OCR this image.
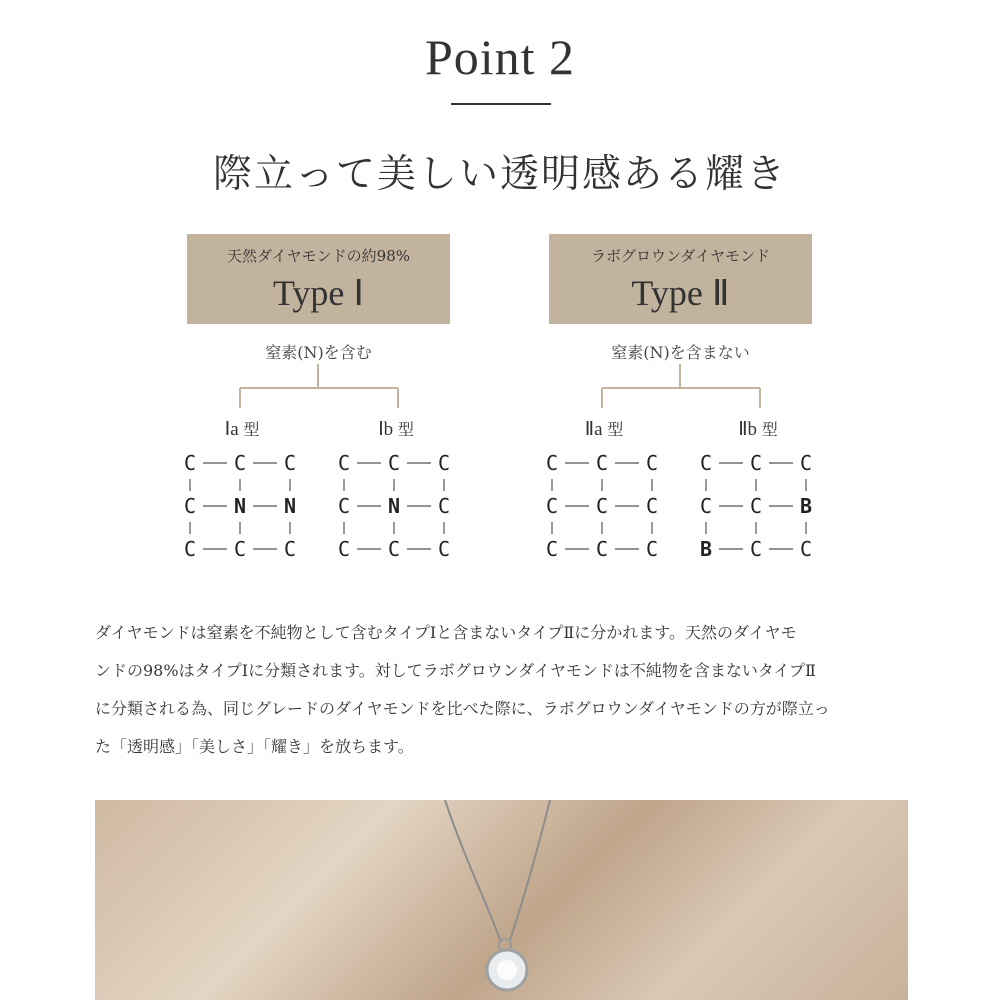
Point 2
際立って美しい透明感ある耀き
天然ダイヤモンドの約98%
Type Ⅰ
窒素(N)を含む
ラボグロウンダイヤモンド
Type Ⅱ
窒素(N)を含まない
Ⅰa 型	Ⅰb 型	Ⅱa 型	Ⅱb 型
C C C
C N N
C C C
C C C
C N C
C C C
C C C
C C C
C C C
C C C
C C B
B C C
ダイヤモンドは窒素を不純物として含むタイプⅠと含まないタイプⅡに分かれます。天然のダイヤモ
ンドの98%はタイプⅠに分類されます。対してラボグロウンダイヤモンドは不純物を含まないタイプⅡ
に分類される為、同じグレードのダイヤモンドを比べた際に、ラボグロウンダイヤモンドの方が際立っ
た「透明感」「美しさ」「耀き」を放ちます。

────────────────────

* WHAT THE TASK REQUIRES *
Can you restate all the records above word for word while dropping the pictures?

* ANSWER TO THIS EXERCISE *
OCR this image.
Point 2
際立って美しい透明感ある耀き
天然ダイヤモンドの約98%
Type Ⅰ
窒素(N)を含む
ラボグロウンダイヤモンド
Type Ⅱ
窒素(N)を含まない
Ⅰa 型	Ⅰb 型	Ⅱa 型	Ⅱb 型
C C C
C N N
C C C
C C C
C N C
C C C
C C C
C C C
C C C
C C C
C C B
B C C
ダイヤモンドは窒素を不純物として含むタイプⅠと含まないタイプⅡに分かれます。天然のダイヤモ
ンドの98%はタイプⅠに分類されます。対してラボグロウンダイヤモンドは不純物を含まないタイプⅡ
に分類される為、同じグレードのダイヤモンドを比べた際に、ラボグロウンダイヤモンドの方が際立っ
た「透明感」「美しさ」「耀き」を放ちます。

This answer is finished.